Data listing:

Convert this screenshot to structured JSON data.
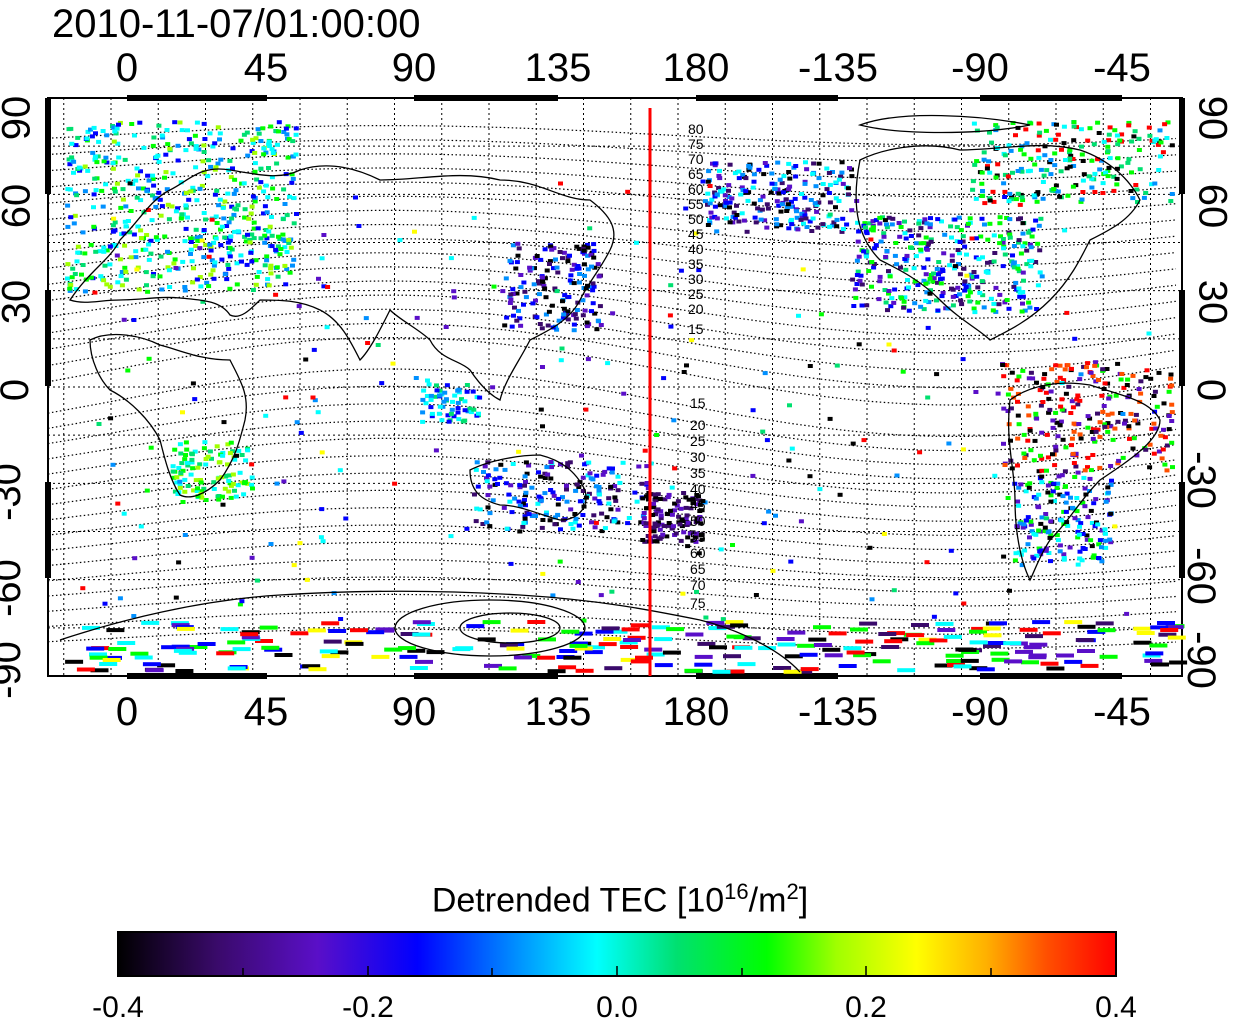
{
  "title": "2010-11-07/01:00:00",
  "axes": {
    "top_lon_ticks": [
      "0",
      "45",
      "90",
      "135",
      "180",
      "-135",
      "-90",
      "-45"
    ],
    "bottom_lon_ticks": [
      "0",
      "45",
      "90",
      "135",
      "180",
      "-135",
      "-90",
      "-45"
    ],
    "left_lat_ticks": [
      "90",
      "60",
      "30",
      "0",
      "-30",
      "-60",
      "-90"
    ],
    "right_lat_ticks": [
      "90",
      "60",
      "30",
      "0",
      "-30",
      "-60",
      "-90"
    ]
  },
  "contour_labels": {
    "north": [
      "80",
      "75",
      "70",
      "65",
      "60",
      "55",
      "50",
      "45",
      "40",
      "35",
      "30",
      "25",
      "20",
      "15"
    ],
    "south": [
      "15",
      "20",
      "25",
      "30",
      "35",
      "40",
      "45",
      "50",
      "55",
      "60",
      "65",
      "70",
      "75"
    ]
  },
  "colorbar": {
    "title_prefix": "Detrended TEC  [10",
    "title_exp1": "16",
    "title_mid": "/m",
    "title_exp2": "2",
    "title_suffix": "]",
    "tick_labels": [
      "-0.4",
      "-0.2",
      "0.0",
      "0.2",
      "0.4"
    ],
    "min": -0.4,
    "max": 0.4,
    "colors": [
      "#000000",
      "#3a0a6b",
      "#5a0fc8",
      "#0000ff",
      "#0090ff",
      "#00ffff",
      "#00e070",
      "#00ff00",
      "#a0ff00",
      "#ffff00",
      "#ffb000",
      "#ff5000",
      "#ff0000"
    ]
  },
  "marker_line": {
    "color": "#ff0000",
    "longitude": 167
  }
}
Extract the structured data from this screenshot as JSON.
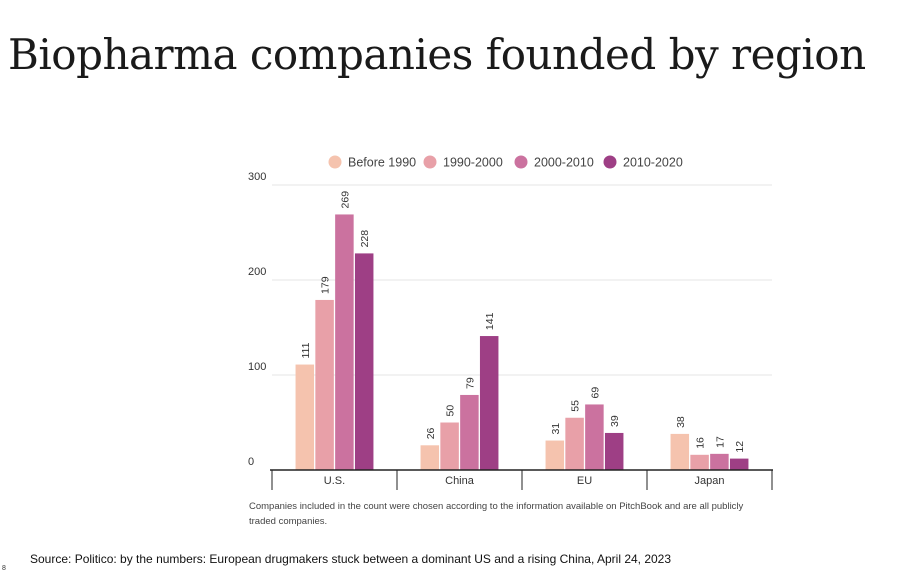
{
  "page": {
    "title": "Biopharma companies founded by region",
    "footnote": "Companies included in the count were chosen according to the information available on PitchBook and are all publicly traded companies.",
    "source": "Source: Politico: by the numbers: European drugmakers stuck between a dominant US and a rising China, April 24, 2023",
    "page_number": "8"
  },
  "chart_data": {
    "type": "bar",
    "categories": [
      "U.S.",
      "China",
      "EU",
      "Japan"
    ],
    "series": [
      {
        "name": "Before 1990",
        "color": "#f5c3ae",
        "values": [
          111,
          26,
          31,
          38
        ]
      },
      {
        "name": "1990-2000",
        "color": "#e8a0a8",
        "values": [
          179,
          50,
          55,
          16
        ]
      },
      {
        "name": "2000-2010",
        "color": "#cb729f",
        "values": [
          269,
          79,
          69,
          17
        ]
      },
      {
        "name": "2010-2020",
        "color": "#9e3f85",
        "values": [
          228,
          141,
          39,
          12
        ]
      }
    ],
    "ylim": [
      0,
      300
    ],
    "yticks": [
      0,
      100,
      200,
      300
    ],
    "grid": true,
    "legend": "top",
    "data_labels": true
  }
}
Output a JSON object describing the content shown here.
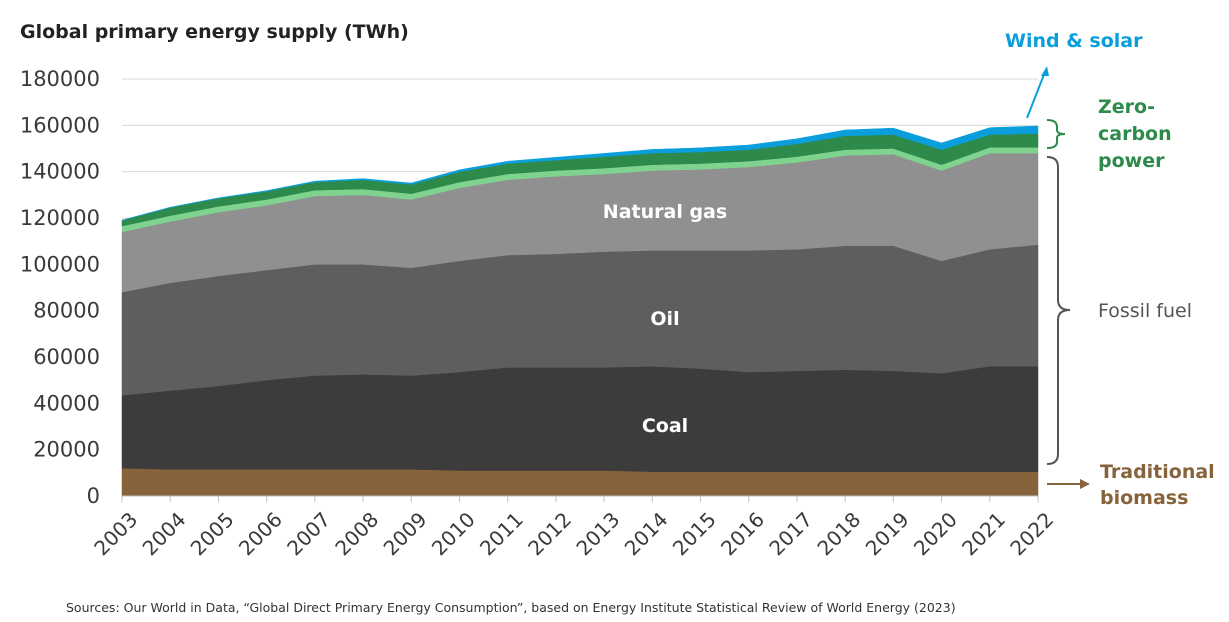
{
  "chart_data": {
    "type": "area",
    "stacked": true,
    "title": "Global primary energy supply (TWh)",
    "xlabel": "",
    "ylabel": "",
    "ylim": [
      0,
      180000
    ],
    "yticks": [
      0,
      20000,
      40000,
      60000,
      80000,
      100000,
      120000,
      140000,
      160000,
      180000
    ],
    "grid": true,
    "x": [
      "2003",
      "2004",
      "2005",
      "2006",
      "2007",
      "2008",
      "2009",
      "2010",
      "2011",
      "2012",
      "2013",
      "2014",
      "2015",
      "2016",
      "2017",
      "2018",
      "2019",
      "2020",
      "2021",
      "2022"
    ],
    "series": [
      {
        "key": "traditional_biomass",
        "color": "#86633a",
        "values": [
          12000,
          11500,
          11500,
          11500,
          11500,
          11500,
          11500,
          11000,
          11000,
          11000,
          11000,
          10500,
          10500,
          10500,
          10500,
          10500,
          10500,
          10500,
          10500,
          10500
        ]
      },
      {
        "key": "coal",
        "color": "#3c3c3c",
        "values": [
          31500,
          34000,
          36000,
          38500,
          40500,
          41000,
          40500,
          42500,
          44500,
          44500,
          44500,
          45500,
          44500,
          43000,
          43500,
          44000,
          43500,
          42500,
          45500,
          45500
        ]
      },
      {
        "key": "oil",
        "color": "#5e5e5e",
        "values": [
          44500,
          46500,
          47500,
          47500,
          48000,
          47500,
          46500,
          48000,
          48500,
          49000,
          50000,
          50000,
          51000,
          52500,
          52500,
          53500,
          54000,
          48500,
          50500,
          52500
        ]
      },
      {
        "key": "natural_gas",
        "color": "#909090",
        "values": [
          26000,
          26500,
          27500,
          28000,
          29500,
          30000,
          29500,
          31500,
          32500,
          33500,
          33500,
          34500,
          35000,
          36000,
          37500,
          39000,
          39500,
          39000,
          41500,
          39500
        ]
      },
      {
        "key": "renewables_other",
        "color": "#7fd38f",
        "values": [
          2500,
          2500,
          2500,
          2500,
          2500,
          2500,
          2500,
          2500,
          2500,
          2500,
          2500,
          2500,
          2500,
          2500,
          2500,
          2500,
          2500,
          2500,
          2500,
          2500
        ]
      },
      {
        "key": "zero_carbon_power",
        "color": "#2d8a4a",
        "values": [
          2500,
          3500,
          3500,
          3500,
          3500,
          4000,
          4000,
          4500,
          4500,
          4500,
          5000,
          5000,
          5000,
          5000,
          5500,
          6000,
          6000,
          6500,
          5500,
          6000
        ]
      },
      {
        "key": "wind_solar",
        "color": "#0a9fdc",
        "values": [
          100,
          150,
          200,
          300,
          400,
          500,
          600,
          800,
          1000,
          1200,
          1400,
          1600,
          1800,
          2000,
          2200,
          2500,
          2800,
          2900,
          3000,
          3200
        ]
      }
    ],
    "annotations": {
      "inner": [
        {
          "text": "Natural gas",
          "series": "natural_gas"
        },
        {
          "text": "Oil",
          "series": "oil"
        },
        {
          "text": "Coal",
          "series": "coal"
        }
      ],
      "wind_solar": {
        "text": "Wind & solar",
        "color": "#0a9fdc"
      },
      "zero_carbon": {
        "lines": [
          "Zero-",
          "carbon",
          "power"
        ],
        "color": "#2d8a4a"
      },
      "fossil": {
        "text": "Fossil fuel",
        "color": "#555555"
      },
      "biomass": {
        "lines": [
          "Traditional",
          "biomass"
        ],
        "color": "#86633a"
      }
    }
  },
  "source": "Sources: Our World in Data, “Global Direct Primary Energy Consumption”, based on Energy Institute Statistical Review of World Energy (2023)"
}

- **PROBLEM REQUIREMENTS**: Restate the entire listing word for word, excluding pictures.

- **RESULT OF THE EXERCISE**:
Convert this screenshot to structured JSON data.
{
  "title": "2010-11-07/01:00:00",
  "axes": {
    "top_lon_ticks": [
      "0",
      "45",
      "90",
      "135",
      "180",
      "-135",
      "-90",
      "-45"
    ],
    "bottom_lon_ticks": [
      "0",
      "45",
      "90",
      "135",
      "180",
      "-135",
      "-90",
      "-45"
    ],
    "left_lat_ticks": [
      "90",
      "60",
      "30",
      "0",
      "-30",
      "-60",
      "-90"
    ],
    "right_lat_ticks": [
      "90",
      "60",
      "30",
      "0",
      "-30",
      "-60",
      "-90"
    ]
  },
  "contour_labels": {
    "north": [
      "80",
      "75",
      "70",
      "65",
      "60",
      "55",
      "50",
      "45",
      "40",
      "35",
      "30",
      "25",
      "20",
      "15"
    ],
    "south": [
      "15",
      "20",
      "25",
      "30",
      "35",
      "40",
      "45",
      "50",
      "55",
      "60",
      "65",
      "70",
      "75"
    ]
  },
  "colorbar": {
    "title_prefix": "Detrended TEC  [10",
    "title_exp1": "16",
    "title_mid": "/m",
    "title_exp2": "2",
    "title_suffix": "]",
    "tick_labels": [
      "-0.4",
      "-0.2",
      "0.0",
      "0.2",
      "0.4"
    ],
    "min": -0.4,
    "max": 0.4,
    "colors": [
      "#000000",
      "#3a0a6b",
      "#5a0fc8",
      "#0000ff",
      "#0090ff",
      "#00ffff",
      "#00e070",
      "#00ff00",
      "#a0ff00",
      "#ffff00",
      "#ffb000",
      "#ff5000",
      "#ff0000"
    ]
  },
  "marker_line": {
    "color": "#ff0000",
    "longitude": 167
  }
}
Extract the structured data from this screenshot as JSON.
{
  "page": {
    "title": "Biopharma companies founded by region",
    "footnote": "Companies included in the count were chosen according to the information available on PitchBook and are all publicly traded companies.",
    "source": "Source: Politico: by the numbers: European drugmakers stuck between a dominant US and a rising China, April 24, 2023",
    "page_number": "8"
  },
  "chart_data": {
    "type": "bar",
    "categories": [
      "U.S.",
      "China",
      "EU",
      "Japan"
    ],
    "series": [
      {
        "name": "Before 1990",
        "color": "#f5c3ae",
        "values": [
          111,
          26,
          31,
          38
        ]
      },
      {
        "name": "1990-2000",
        "color": "#e8a0a8",
        "values": [
          179,
          50,
          55,
          16
        ]
      },
      {
        "name": "2000-2010",
        "color": "#cb729f",
        "values": [
          269,
          79,
          69,
          17
        ]
      },
      {
        "name": "2010-2020",
        "color": "#9e3f85",
        "values": [
          228,
          141,
          39,
          12
        ]
      }
    ],
    "ylim": [
      0,
      300
    ],
    "yticks": [
      0,
      100,
      200,
      300
    ],
    "grid": true,
    "legend": "top",
    "data_labels": true
  }
}
Output a JSON object describing the content shown here.
{
  "chart_data": {
    "type": "area",
    "stacked": true,
    "title": "Global primary energy supply (TWh)",
    "xlabel": "",
    "ylabel": "",
    "ylim": [
      0,
      180000
    ],
    "yticks": [
      0,
      20000,
      40000,
      60000,
      80000,
      100000,
      120000,
      140000,
      160000,
      180000
    ],
    "grid": true,
    "x": [
      "2003",
      "2004",
      "2005",
      "2006",
      "2007",
      "2008",
      "2009",
      "2010",
      "2011",
      "2012",
      "2013",
      "2014",
      "2015",
      "2016",
      "2017",
      "2018",
      "2019",
      "2020",
      "2021",
      "2022"
    ],
    "series": [
      {
        "key": "traditional_biomass",
        "color": "#86633a",
        "values": [
          12000,
          11500,
          11500,
          11500,
          11500,
          11500,
          11500,
          11000,
          11000,
          11000,
          11000,
          10500,
          10500,
          10500,
          10500,
          10500,
          10500,
          10500,
          10500,
          10500
        ]
      },
      {
        "key": "coal",
        "color": "#3c3c3c",
        "values": [
          31500,
          34000,
          36000,
          38500,
          40500,
          41000,
          40500,
          42500,
          44500,
          44500,
          44500,
          45500,
          44500,
          43000,
          43500,
          44000,
          43500,
          42500,
          45500,
          45500
        ]
      },
      {
        "key": "oil",
        "color": "#5e5e5e",
        "values": [
          44500,
          46500,
          47500,
          47500,
          48000,
          47500,
          46500,
          48000,
          48500,
          49000,
          50000,
          50000,
          51000,
          52500,
          52500,
          53500,
          54000,
          48500,
          50500,
          52500
        ]
      },
      {
        "key": "natural_gas",
        "color": "#909090",
        "values": [
          26000,
          26500,
          27500,
          28000,
          29500,
          30000,
          29500,
          31500,
          32500,
          33500,
          33500,
          34500,
          35000,
          36000,
          37500,
          39000,
          39500,
          39000,
          41500,
          39500
        ]
      },
      {
        "key": "renewables_other",
        "color": "#7fd38f",
        "values": [
          2500,
          2500,
          2500,
          2500,
          2500,
          2500,
          2500,
          2500,
          2500,
          2500,
          2500,
          2500,
          2500,
          2500,
          2500,
          2500,
          2500,
          2500,
          2500,
          2500
        ]
      },
      {
        "key": "zero_carbon_power",
        "color": "#2d8a4a",
        "values": [
          2500,
          3500,
          3500,
          3500,
          3500,
          4000,
          4000,
          4500,
          4500,
          4500,
          5000,
          5000,
          5000,
          5000,
          5500,
          6000,
          6000,
          6500,
          5500,
          6000
        ]
      },
      {
        "key": "wind_solar",
        "color": "#0a9fdc",
        "values": [
          100,
          150,
          200,
          300,
          400,
          500,
          600,
          800,
          1000,
          1200,
          1400,
          1600,
          1800,
          2000,
          2200,
          2500,
          2800,
          2900,
          3000,
          3200
        ]
      }
    ],
    "annotations": {
      "inner": [
        {
          "text": "Natural gas",
          "series": "natural_gas"
        },
        {
          "text": "Oil",
          "series": "oil"
        },
        {
          "text": "Coal",
          "series": "coal"
        }
      ],
      "wind_solar": {
        "text": "Wind & solar",
        "color": "#0a9fdc"
      },
      "zero_carbon": {
        "lines": [
          "Zero-",
          "carbon",
          "power"
        ],
        "color": "#2d8a4a"
      },
      "fossil": {
        "text": "Fossil fuel",
        "color": "#555555"
      },
      "biomass": {
        "lines": [
          "Traditional",
          "biomass"
        ],
        "color": "#86633a"
      }
    }
  },
  "source": "Sources: Our World in Data, “Global Direct Primary Energy Consumption”, based on Energy Institute Statistical Review of World Energy (2023)"
}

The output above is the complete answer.